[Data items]
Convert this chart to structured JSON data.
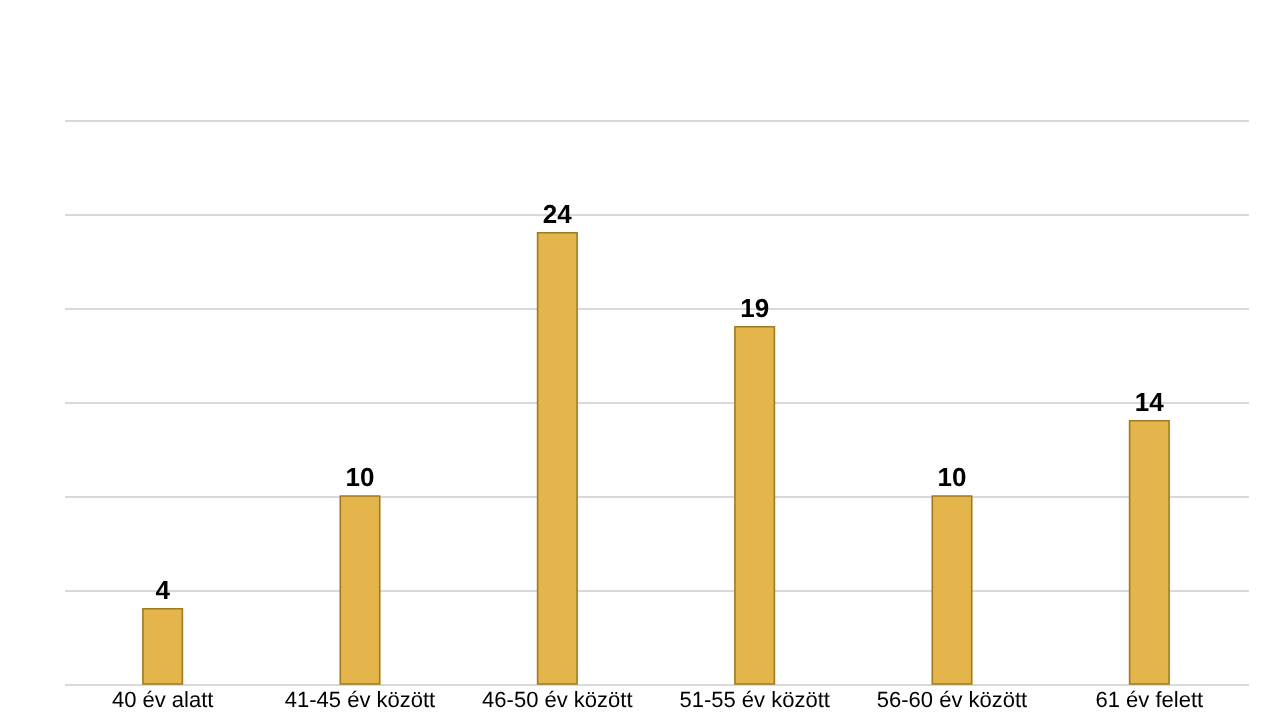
{
  "chart_data": {
    "type": "bar",
    "categories": [
      "40 év alatt",
      "41-45 év között",
      "46-50 év között",
      "51-55 év között",
      "56-60 év között",
      "61 év felett"
    ],
    "values": [
      4,
      10,
      24,
      19,
      10,
      14
    ],
    "color": "#e3b54a",
    "ylim": [
      0,
      30
    ],
    "yticks": [
      0,
      5,
      10,
      15,
      20,
      25,
      30
    ],
    "grid": "y",
    "data_labels": true,
    "tick_labels": "x"
  }
}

## Requirement
Transcribe the entries above verbatim, omitting their pictures.

## Solution to this task
Convert this chart to structured JSON data.
{
  "chart_data": {
    "type": "bar",
    "categories": [
      "40 év alatt",
      "41-45 év között",
      "46-50 év között",
      "51-55 év között",
      "56-60 év között",
      "61 év felett"
    ],
    "values": [
      4,
      10,
      24,
      19,
      10,
      14
    ],
    "color": "#e3b54a",
    "ylim": [
      0,
      30
    ],
    "yticks": [
      0,
      5,
      10,
      15,
      20,
      25,
      30
    ],
    "grid": "y",
    "data_labels": true,
    "tick_labels": "x"
  }
}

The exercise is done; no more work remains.